++++ DATA FOR THIS EXERCISE ++++

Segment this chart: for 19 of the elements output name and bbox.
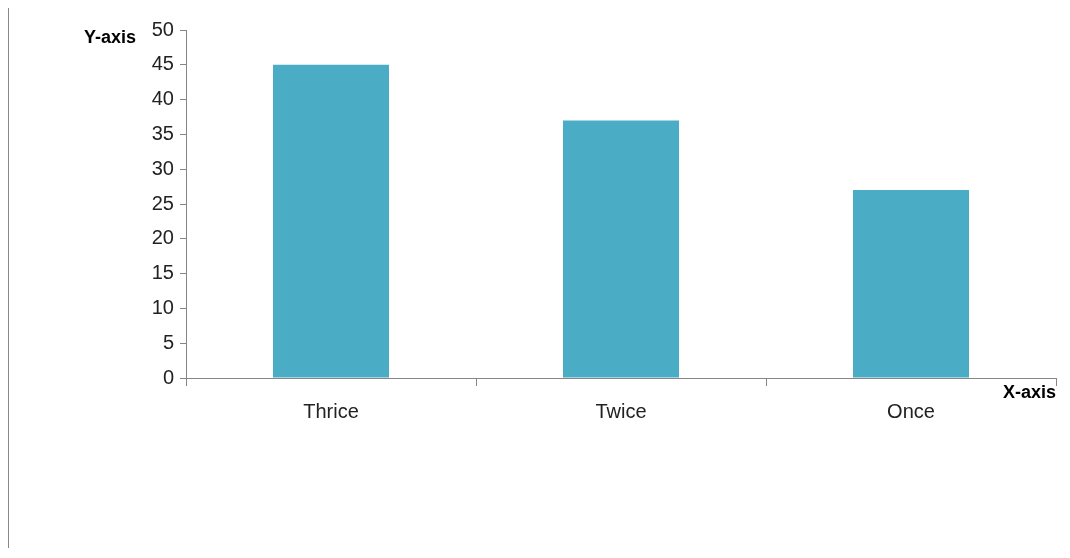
y-tick-label: 20	[151, 226, 174, 249]
y-tick-label: 50	[151, 17, 174, 40]
y-tick-label: 35	[151, 121, 174, 144]
y-tick-label: 5	[162, 330, 174, 353]
x-axis-title: X-axis	[1002, 381, 1056, 402]
y-tick-label: 25	[151, 191, 174, 214]
y-tick-label: 15	[151, 261, 174, 284]
y-axis-title: Y-axis	[83, 26, 136, 47]
y-tick-label: 40	[151, 87, 174, 110]
x-tick-label: Twice	[595, 399, 647, 422]
y-tick-label: 0	[162, 365, 174, 388]
bar	[273, 64, 389, 378]
y-tick-label: 45	[151, 52, 174, 75]
y-tick-label: 30	[151, 156, 174, 179]
bar	[563, 120, 679, 378]
bar	[853, 190, 969, 378]
y-tick-label: 10	[151, 295, 174, 318]
x-tick-label: Thrice	[303, 399, 359, 422]
x-tick-label: Once	[887, 399, 935, 422]
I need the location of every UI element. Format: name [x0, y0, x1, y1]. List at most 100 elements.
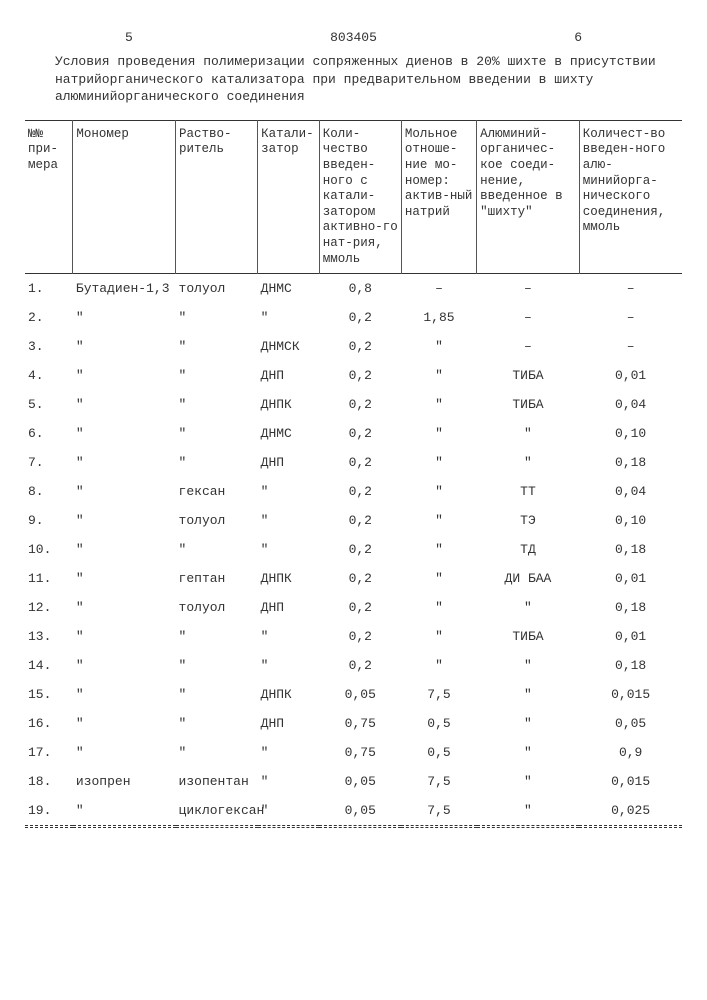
table-cell: толуол [176, 593, 258, 622]
table-cell: 0,18 [579, 535, 682, 564]
table-cell: " [258, 303, 320, 332]
table-cell: " [401, 506, 476, 535]
col-header: Коли-чество введен-ного с катали-затором… [319, 120, 401, 274]
table-cell: 9. [25, 506, 73, 535]
header-row: №№ при-мера Мономер Раство-ритель Катали… [25, 120, 682, 274]
table-cell: 15. [25, 680, 73, 709]
table-cell: ТИБА [477, 390, 580, 419]
table-cell: " [176, 303, 258, 332]
table-cell: 7,5 [401, 767, 476, 796]
table-cell: " [401, 593, 476, 622]
table-cell: 0,5 [401, 738, 476, 767]
table-cell: 1,85 [401, 303, 476, 332]
table-cell: 5. [25, 390, 73, 419]
table-cell: 1. [25, 274, 73, 304]
table-cell: " [477, 651, 580, 680]
table-cell: ТД [477, 535, 580, 564]
table-cell: " [401, 332, 476, 361]
table-cell: 0,75 [319, 738, 401, 767]
table-cell: " [477, 448, 580, 477]
table-row: 12."толуолДНП0,2""0,18 [25, 593, 682, 622]
table-cell: 0,04 [579, 477, 682, 506]
table-caption: Условия проведения полимеризации сопряже… [55, 53, 672, 106]
table-row: 13."""0,2"ТИБА0,01 [25, 622, 682, 651]
table-cell: 0,5 [401, 709, 476, 738]
table-cell: " [73, 303, 176, 332]
table-cell: 11. [25, 564, 73, 593]
table-row: 3.""ДНМСК0,2"–– [25, 332, 682, 361]
table-cell: – [477, 303, 580, 332]
table-cell: 0,04 [579, 390, 682, 419]
table-cell: " [401, 390, 476, 419]
table-cell: 0,01 [579, 361, 682, 390]
table-cell: 0,2 [319, 332, 401, 361]
table-cell: 4. [25, 361, 73, 390]
table-row: 8."гексан"0,2"ТТ0,04 [25, 477, 682, 506]
table-cell: " [73, 477, 176, 506]
table-cell: 0,05 [319, 680, 401, 709]
table-cell: " [176, 332, 258, 361]
table-cell: 0,2 [319, 622, 401, 651]
table-row: 14."""0,2""0,18 [25, 651, 682, 680]
table-cell: " [477, 767, 580, 796]
table-cell: 13. [25, 622, 73, 651]
table-cell: ДИ БАА [477, 564, 580, 593]
table-cell: – [477, 274, 580, 304]
table-cell: " [73, 622, 176, 651]
table-row: 17."""0,750,5"0,9 [25, 738, 682, 767]
table-cell: 0,2 [319, 477, 401, 506]
table-cell: ДНПК [258, 564, 320, 593]
table-cell: " [401, 651, 476, 680]
table-cell: – [579, 274, 682, 304]
table-cell: " [258, 622, 320, 651]
table-cell: " [258, 506, 320, 535]
table-cell: 0,05 [319, 767, 401, 796]
table-cell: 2. [25, 303, 73, 332]
table-row: 16.""ДНП0,750,5"0,05 [25, 709, 682, 738]
table-cell: 0,9 [579, 738, 682, 767]
table-cell: 0,2 [319, 419, 401, 448]
header-numbers: 5 803405 6 [25, 30, 682, 45]
col-header: Количест-во введен-ного алю-минийорга-ни… [579, 120, 682, 274]
col-header: Раство-ритель [176, 120, 258, 274]
data-table: №№ при-мера Мономер Раство-ритель Катали… [25, 120, 682, 829]
table-cell: Бутадиен-1,3 [73, 274, 176, 304]
col-header: №№ при-мера [25, 120, 73, 274]
table-cell: 17. [25, 738, 73, 767]
table-row: 11."гептанДНПК0,2"ДИ БАА0,01 [25, 564, 682, 593]
table-cell: " [477, 709, 580, 738]
table-cell: гексан [176, 477, 258, 506]
table-cell: " [258, 651, 320, 680]
table-cell: 0,2 [319, 564, 401, 593]
table-cell: 10. [25, 535, 73, 564]
table-cell: 7,5 [401, 680, 476, 709]
page-right-num: 6 [574, 30, 582, 45]
table-cell: " [73, 796, 176, 826]
table-cell: " [176, 651, 258, 680]
table-cell: " [477, 738, 580, 767]
table-cell: изопрен [73, 767, 176, 796]
table-row: 10."""0,2"ТД0,18 [25, 535, 682, 564]
col-header: Мономер [73, 120, 176, 274]
table-cell: " [176, 448, 258, 477]
table-cell: " [401, 419, 476, 448]
table-cell: 0,2 [319, 506, 401, 535]
table-cell: " [73, 361, 176, 390]
table-cell: 0,015 [579, 767, 682, 796]
table-cell: 0,01 [579, 564, 682, 593]
table-row: 15.""ДНПК0,057,5"0,015 [25, 680, 682, 709]
table-cell: 0,2 [319, 651, 401, 680]
table-cell: ТИБА [477, 622, 580, 651]
table-cell: 0,10 [579, 506, 682, 535]
table-cell: " [73, 332, 176, 361]
table-cell: " [477, 593, 580, 622]
table-cell: " [401, 564, 476, 593]
table-cell: 19. [25, 796, 73, 826]
table-cell: 18. [25, 767, 73, 796]
table-cell: " [176, 709, 258, 738]
table-cell: " [258, 796, 320, 826]
table-row: 19."циклогексан"0,057,5"0,025 [25, 796, 682, 826]
table-cell: изопентан [176, 767, 258, 796]
table-cell: 0,01 [579, 622, 682, 651]
table-row: 1.Бутадиен-1,3толуолДНМС0,8––– [25, 274, 682, 304]
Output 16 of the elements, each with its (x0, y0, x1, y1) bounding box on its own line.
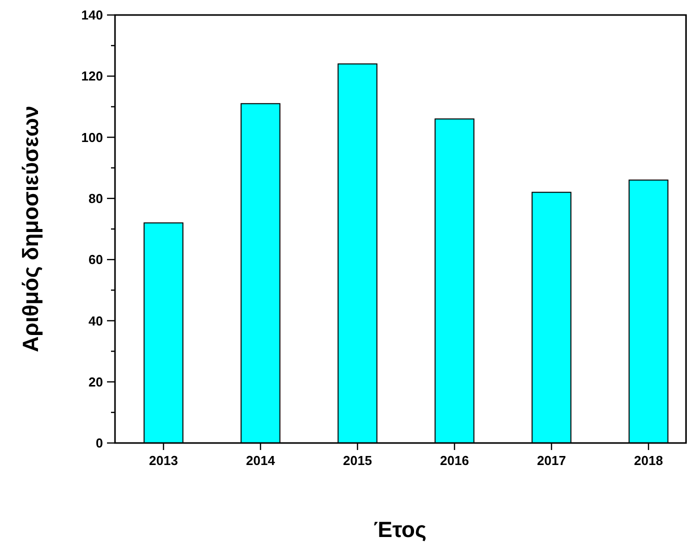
y-axis-title: Αριθμός δημοσιεύσεων (18, 106, 43, 352)
x-axis-title: Έτος (374, 517, 426, 542)
y-tick-label: 80 (88, 190, 103, 206)
x-tick-label: 2016 (440, 453, 469, 468)
x-tick-label: 2014 (246, 453, 276, 468)
y-tick-label: 120 (81, 68, 103, 84)
y-tick-label: 60 (88, 252, 103, 268)
y-tick-label: 140 (81, 8, 103, 23)
y-tick-label: 100 (81, 130, 103, 145)
x-tick-label: 2018 (634, 453, 663, 468)
y-tick-label: 0 (96, 436, 103, 451)
x-tick-label: 2017 (537, 453, 566, 468)
y-tick-label: 20 (88, 374, 103, 390)
x-tick-label: 2013 (149, 453, 178, 468)
y-tick-label: 40 (88, 313, 103, 328)
x-tick-label: 2015 (343, 453, 372, 468)
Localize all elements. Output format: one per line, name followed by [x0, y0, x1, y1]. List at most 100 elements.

++++

# [TASK STATEMENT]
Copy every line of the records above verbatim, leaving out the picture lines.

# [TASK ANSWER]
Segment this chart: for 19 of the elements output name and bbox.
y-tick-label: 20	[151, 226, 174, 249]
y-tick-label: 50	[151, 17, 174, 40]
y-tick-label: 35	[151, 121, 174, 144]
y-tick-label: 5	[162, 330, 174, 353]
x-axis-title: X-axis	[1002, 381, 1056, 402]
y-tick-label: 25	[151, 191, 174, 214]
y-tick-label: 15	[151, 261, 174, 284]
y-axis-title: Y-axis	[83, 26, 136, 47]
y-tick-label: 40	[151, 87, 174, 110]
x-tick-label: Twice	[595, 399, 647, 422]
y-tick-label: 0	[162, 365, 174, 388]
bar	[273, 64, 389, 378]
y-tick-label: 45	[151, 52, 174, 75]
y-tick-label: 30	[151, 156, 174, 179]
bar	[563, 120, 679, 378]
bar	[853, 190, 969, 378]
y-tick-label: 10	[151, 295, 174, 318]
x-tick-label: Thrice	[303, 399, 359, 422]
x-tick-label: Once	[887, 399, 935, 422]
I need the location of every UI element. Format: name [x0, y0, x1, y1]. List at most 100 elements.
table-cell: толуол [176, 593, 258, 622]
table-cell: 0,18 [579, 535, 682, 564]
table-cell: " [258, 303, 320, 332]
table-cell: " [401, 506, 476, 535]
col-header: Коли-чество введен-ного с катали-затором… [319, 120, 401, 274]
table-cell: 9. [25, 506, 73, 535]
header-row: №№ при-мера Мономер Раство-ритель Катали… [25, 120, 682, 274]
table-cell: 15. [25, 680, 73, 709]
table-cell: ТИБА [477, 390, 580, 419]
table-cell: " [176, 303, 258, 332]
table-cell: 7,5 [401, 767, 476, 796]
table-cell: " [401, 593, 476, 622]
table-cell: 0,5 [401, 738, 476, 767]
table-cell: 1,85 [401, 303, 476, 332]
table-cell: 5. [25, 390, 73, 419]
table-cell: 1. [25, 274, 73, 304]
table-cell: " [477, 651, 580, 680]
table-cell: ТД [477, 535, 580, 564]
table-cell: " [401, 332, 476, 361]
table-cell: 0,75 [319, 738, 401, 767]
table-cell: " [477, 448, 580, 477]
table-row: 12."толуолДНП0,2""0,18 [25, 593, 682, 622]
table-cell: 0,04 [579, 477, 682, 506]
table-caption: Условия проведения полимеризации сопряже… [55, 53, 672, 106]
table-row: 13."""0,2"ТИБА0,01 [25, 622, 682, 651]
table-cell: 0,5 [401, 709, 476, 738]
table-cell: " [73, 303, 176, 332]
table-cell: 11. [25, 564, 73, 593]
table-row: 3.""ДНМСК0,2"–– [25, 332, 682, 361]
table-cell: – [477, 303, 580, 332]
table-cell: 0,04 [579, 390, 682, 419]
table-cell: " [401, 390, 476, 419]
table-cell: 0,01 [579, 361, 682, 390]
table-cell: 0,2 [319, 332, 401, 361]
table-cell: 4. [25, 361, 73, 390]
table-row: 8."гексан"0,2"ТТ0,04 [25, 477, 682, 506]
table-cell: " [73, 477, 176, 506]
table-cell: 0,05 [319, 680, 401, 709]
table-cell: " [176, 332, 258, 361]
table-cell: 0,2 [319, 622, 401, 651]
table-row: 14."""0,2""0,18 [25, 651, 682, 680]
table-cell: " [477, 767, 580, 796]
table-cell: 13. [25, 622, 73, 651]
table-cell: ДИ БАА [477, 564, 580, 593]
table-cell: – [477, 274, 580, 304]
table-cell: " [73, 622, 176, 651]
table-row: 17."""0,750,5"0,9 [25, 738, 682, 767]
table-cell: 0,2 [319, 477, 401, 506]
table-cell: ДНПК [258, 564, 320, 593]
table-cell: " [401, 651, 476, 680]
table-cell: – [579, 274, 682, 304]
table-cell: " [258, 622, 320, 651]
table-cell: " [258, 506, 320, 535]
table-cell: 0,05 [319, 767, 401, 796]
table-cell: 2. [25, 303, 73, 332]
table-row: 16.""ДНП0,750,5"0,05 [25, 709, 682, 738]
table-cell: 0,9 [579, 738, 682, 767]
table-cell: 0,2 [319, 419, 401, 448]
header-numbers: 5 803405 6 [25, 30, 682, 45]
col-header: Количест-во введен-ного алю-минийорга-ни… [579, 120, 682, 274]
col-header: Раство-ритель [176, 120, 258, 274]
data-table: №№ при-мера Мономер Раство-ритель Катали… [25, 120, 682, 829]
table-cell: Бутадиен-1,3 [73, 274, 176, 304]
col-header: №№ при-мера [25, 120, 73, 274]
table-cell: 17. [25, 738, 73, 767]
table-row: 11."гептанДНПК0,2"ДИ БАА0,01 [25, 564, 682, 593]
table-cell: " [477, 709, 580, 738]
table-cell: гексан [176, 477, 258, 506]
table-cell: " [258, 651, 320, 680]
table-cell: 0,2 [319, 564, 401, 593]
table-cell: 10. [25, 535, 73, 564]
table-cell: 7,5 [401, 680, 476, 709]
page-right-num: 6 [574, 30, 582, 45]
table-cell: " [73, 796, 176, 826]
table-cell: " [176, 651, 258, 680]
table-cell: " [477, 738, 580, 767]
table-cell: изопрен [73, 767, 176, 796]
table-row: 10."""0,2"ТД0,18 [25, 535, 682, 564]
col-header: Мономер [73, 120, 176, 274]
table-cell: " [176, 448, 258, 477]
table-cell: " [401, 419, 476, 448]
table-cell: 0,2 [319, 506, 401, 535]
table-cell: " [73, 361, 176, 390]
table-cell: 0,015 [579, 767, 682, 796]
table-cell: 0,01 [579, 564, 682, 593]
table-row: 15.""ДНПК0,057,5"0,015 [25, 680, 682, 709]
table-cell: 0,2 [319, 651, 401, 680]
table-cell: ТИБА [477, 622, 580, 651]
table-cell: 0,10 [579, 506, 682, 535]
table-cell: " [73, 332, 176, 361]
table-cell: " [477, 593, 580, 622]
table-cell: " [401, 564, 476, 593]
table-cell: 19. [25, 796, 73, 826]
table-cell: 18. [25, 767, 73, 796]
table-cell: " [176, 709, 258, 738]
table-cell: " [258, 796, 320, 826]
table-row: 19."циклогексан"0,057,5"0,025 [25, 796, 682, 826]
table-cell: изопентан [176, 767, 258, 796]
table-cell: 0,01 [579, 622, 682, 651]
table-row: 1.Бутадиен-1,3толуолДНМС0,8––– [25, 274, 682, 304]
Output 16 of the elements, each with its (x0, y0, x1, y1) bounding box on its own line.
y-axis-title: Αριθμός δημοσιεύσεων (18, 106, 43, 352)
x-axis-title: Έτος (374, 517, 426, 542)
y-tick-label: 80 (88, 190, 103, 206)
x-tick-label: 2016 (440, 453, 469, 468)
x-tick-label: 2014 (246, 453, 276, 468)
y-tick-label: 120 (81, 68, 103, 84)
y-tick-label: 60 (88, 252, 103, 268)
y-tick-label: 140 (81, 8, 103, 23)
y-tick-label: 100 (81, 130, 103, 145)
x-tick-label: 2018 (634, 453, 663, 468)
y-tick-label: 0 (96, 436, 103, 451)
x-tick-label: 2017 (537, 453, 566, 468)
y-tick-label: 20 (88, 374, 103, 390)
x-tick-label: 2013 (149, 453, 178, 468)
y-tick-label: 40 (88, 313, 103, 328)
x-tick-label: 2015 (343, 453, 372, 468)
Localize all elements. Output format: one per line, name followed by [x0, y0, x1, y1]. List at most 100 elements.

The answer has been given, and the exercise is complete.